(Your instructions): Repeat the listing word for word. No pictures belong in the copy.

(Input for this task):

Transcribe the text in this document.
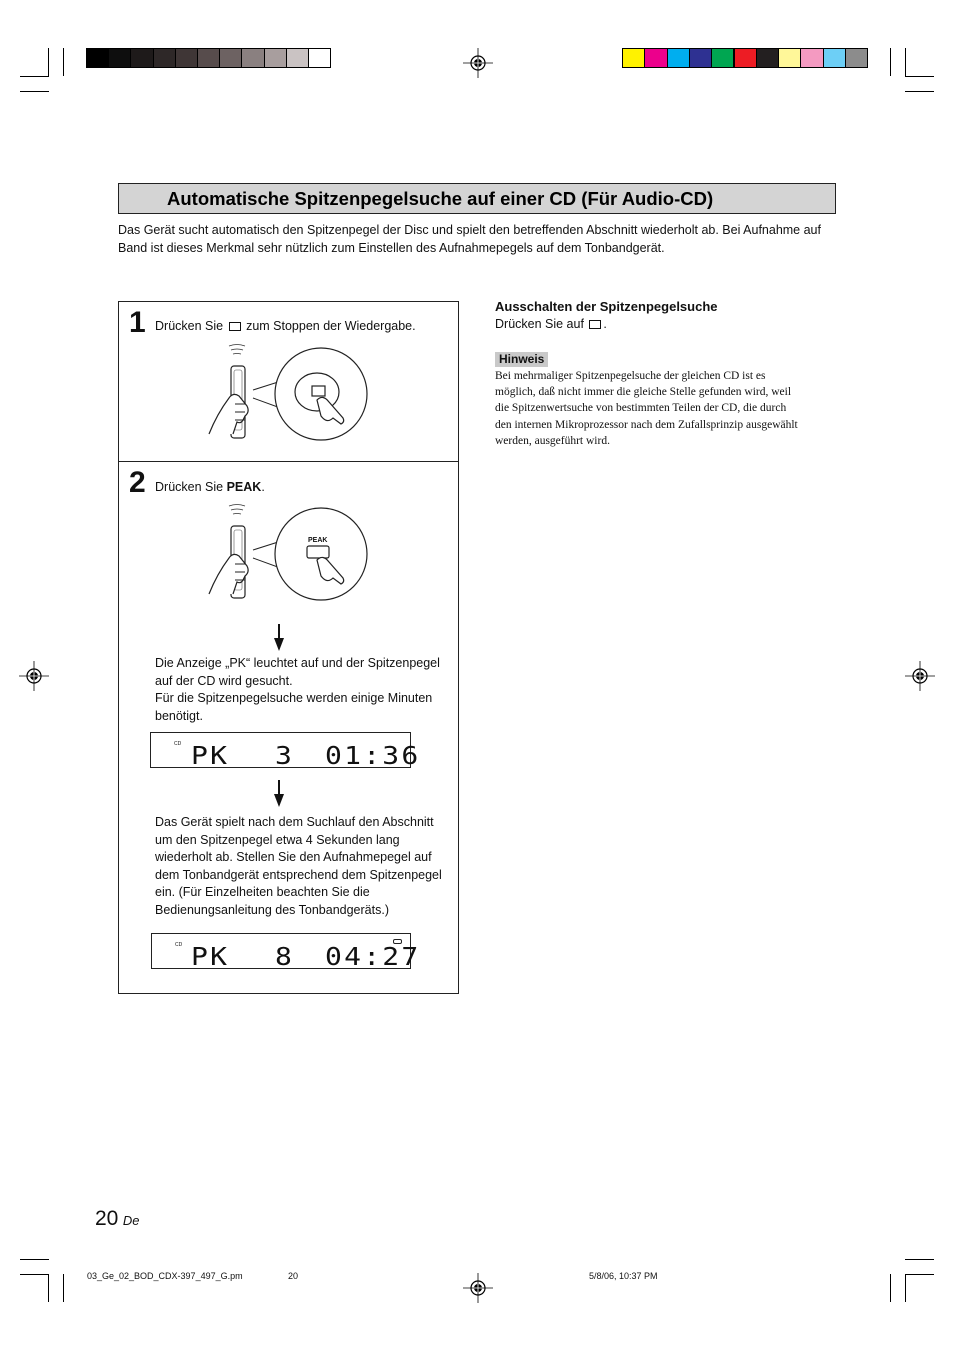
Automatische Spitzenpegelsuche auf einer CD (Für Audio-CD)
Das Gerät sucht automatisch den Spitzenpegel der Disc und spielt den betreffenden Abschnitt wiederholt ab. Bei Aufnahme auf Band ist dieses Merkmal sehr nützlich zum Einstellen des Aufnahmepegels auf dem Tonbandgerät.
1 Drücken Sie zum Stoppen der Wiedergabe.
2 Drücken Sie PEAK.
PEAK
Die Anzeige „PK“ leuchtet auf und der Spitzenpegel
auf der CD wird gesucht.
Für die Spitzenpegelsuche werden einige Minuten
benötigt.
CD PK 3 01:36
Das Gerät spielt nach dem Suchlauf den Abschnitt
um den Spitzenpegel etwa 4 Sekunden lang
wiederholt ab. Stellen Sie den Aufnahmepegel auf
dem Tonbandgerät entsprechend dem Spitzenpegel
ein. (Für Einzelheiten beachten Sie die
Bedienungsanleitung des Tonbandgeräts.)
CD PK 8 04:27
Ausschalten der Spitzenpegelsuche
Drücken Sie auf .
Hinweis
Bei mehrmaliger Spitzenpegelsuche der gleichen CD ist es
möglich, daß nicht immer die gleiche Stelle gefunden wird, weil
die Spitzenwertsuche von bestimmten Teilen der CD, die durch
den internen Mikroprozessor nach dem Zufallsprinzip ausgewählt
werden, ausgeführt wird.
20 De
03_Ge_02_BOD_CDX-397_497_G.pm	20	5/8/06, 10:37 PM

(Response for this exercise):
Transcribe the text in this document.
Automatische Spitzenpegelsuche auf einer CD (Für Audio-CD)
Das Gerät sucht automatisch den Spitzenpegel der Disc und spielt den betreffenden Abschnitt wiederholt ab. Bei Aufnahme auf Band ist dieses Merkmal sehr nützlich zum Einstellen des Aufnahmepegels auf dem Tonbandgerät.
1 Drücken Sie zum Stoppen der Wiedergabe.
2 Drücken Sie PEAK.
PEAK
Die Anzeige „PK“ leuchtet auf und der Spitzenpegel
auf der CD wird gesucht.
Für die Spitzenpegelsuche werden einige Minuten
benötigt.
CD PK 3 01:36
Das Gerät spielt nach dem Suchlauf den Abschnitt
um den Spitzenpegel etwa 4 Sekunden lang
wiederholt ab. Stellen Sie den Aufnahmepegel auf
dem Tonbandgerät entsprechend dem Spitzenpegel
ein. (Für Einzelheiten beachten Sie die
Bedienungsanleitung des Tonbandgeräts.)
CD PK 8 04:27
Ausschalten der Spitzenpegelsuche
Drücken Sie auf .
Hinweis
Bei mehrmaliger Spitzenpegelsuche der gleichen CD ist es
möglich, daß nicht immer die gleiche Stelle gefunden wird, weil
die Spitzenwertsuche von bestimmten Teilen der CD, die durch
den internen Mikroprozessor nach dem Zufallsprinzip ausgewählt
werden, ausgeführt wird.
20 De
03_Ge_02_BOD_CDX-397_497_G.pm	20	5/8/06, 10:37 PM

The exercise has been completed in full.